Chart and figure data

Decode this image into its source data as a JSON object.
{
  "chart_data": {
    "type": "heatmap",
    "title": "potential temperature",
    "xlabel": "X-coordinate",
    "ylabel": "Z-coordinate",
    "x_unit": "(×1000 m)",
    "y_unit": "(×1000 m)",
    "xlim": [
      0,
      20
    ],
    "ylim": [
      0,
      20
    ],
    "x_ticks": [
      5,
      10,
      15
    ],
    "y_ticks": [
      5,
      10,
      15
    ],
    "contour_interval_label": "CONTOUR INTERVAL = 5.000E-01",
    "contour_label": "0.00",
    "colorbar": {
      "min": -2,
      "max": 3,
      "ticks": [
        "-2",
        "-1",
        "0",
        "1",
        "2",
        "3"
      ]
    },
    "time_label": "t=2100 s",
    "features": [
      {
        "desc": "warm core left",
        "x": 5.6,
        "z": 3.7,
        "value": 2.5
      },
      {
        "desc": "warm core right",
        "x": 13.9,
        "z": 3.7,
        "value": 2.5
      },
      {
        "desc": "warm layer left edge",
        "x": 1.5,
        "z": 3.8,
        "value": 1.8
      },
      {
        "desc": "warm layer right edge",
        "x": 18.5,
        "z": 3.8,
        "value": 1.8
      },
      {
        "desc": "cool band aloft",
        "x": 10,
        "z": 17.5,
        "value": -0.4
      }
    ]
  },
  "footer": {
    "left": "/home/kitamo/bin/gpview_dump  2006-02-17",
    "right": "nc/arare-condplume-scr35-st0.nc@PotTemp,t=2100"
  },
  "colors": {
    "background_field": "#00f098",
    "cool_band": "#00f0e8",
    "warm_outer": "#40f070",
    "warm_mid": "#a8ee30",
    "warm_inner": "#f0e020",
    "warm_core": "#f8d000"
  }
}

**Written task:** Each line above must be reproduced exactly as it stands.

**Finished exercise:**
Decode this image into its source data as a JSON object.
{
  "chart_data": {
    "type": "heatmap",
    "title": "potential temperature",
    "xlabel": "X-coordinate",
    "ylabel": "Z-coordinate",
    "x_unit": "(×1000 m)",
    "y_unit": "(×1000 m)",
    "xlim": [
      0,
      20
    ],
    "ylim": [
      0,
      20
    ],
    "x_ticks": [
      5,
      10,
      15
    ],
    "y_ticks": [
      5,
      10,
      15
    ],
    "contour_interval_label": "CONTOUR INTERVAL = 5.000E-01",
    "contour_label": "0.00",
    "colorbar": {
      "min": -2,
      "max": 3,
      "ticks": [
        "-2",
        "-1",
        "0",
        "1",
        "2",
        "3"
      ]
    },
    "time_label": "t=2100 s",
    "features": [
      {
        "desc": "warm core left",
        "x": 5.6,
        "z": 3.7,
        "value": 2.5
      },
      {
        "desc": "warm core right",
        "x": 13.9,
        "z": 3.7,
        "value": 2.5
      },
      {
        "desc": "warm layer left edge",
        "x": 1.5,
        "z": 3.8,
        "value": 1.8
      },
      {
        "desc": "warm layer right edge",
        "x": 18.5,
        "z": 3.8,
        "value": 1.8
      },
      {
        "desc": "cool band aloft",
        "x": 10,
        "z": 17.5,
        "value": -0.4
      }
    ]
  },
  "footer": {
    "left": "/home/kitamo/bin/gpview_dump  2006-02-17",
    "right": "nc/arare-condplume-scr35-st0.nc@PotTemp,t=2100"
  },
  "colors": {
    "background_field": "#00f098",
    "cool_band": "#00f0e8",
    "warm_outer": "#40f070",
    "warm_mid": "#a8ee30",
    "warm_inner": "#f0e020",
    "warm_core": "#f8d000"
  }
}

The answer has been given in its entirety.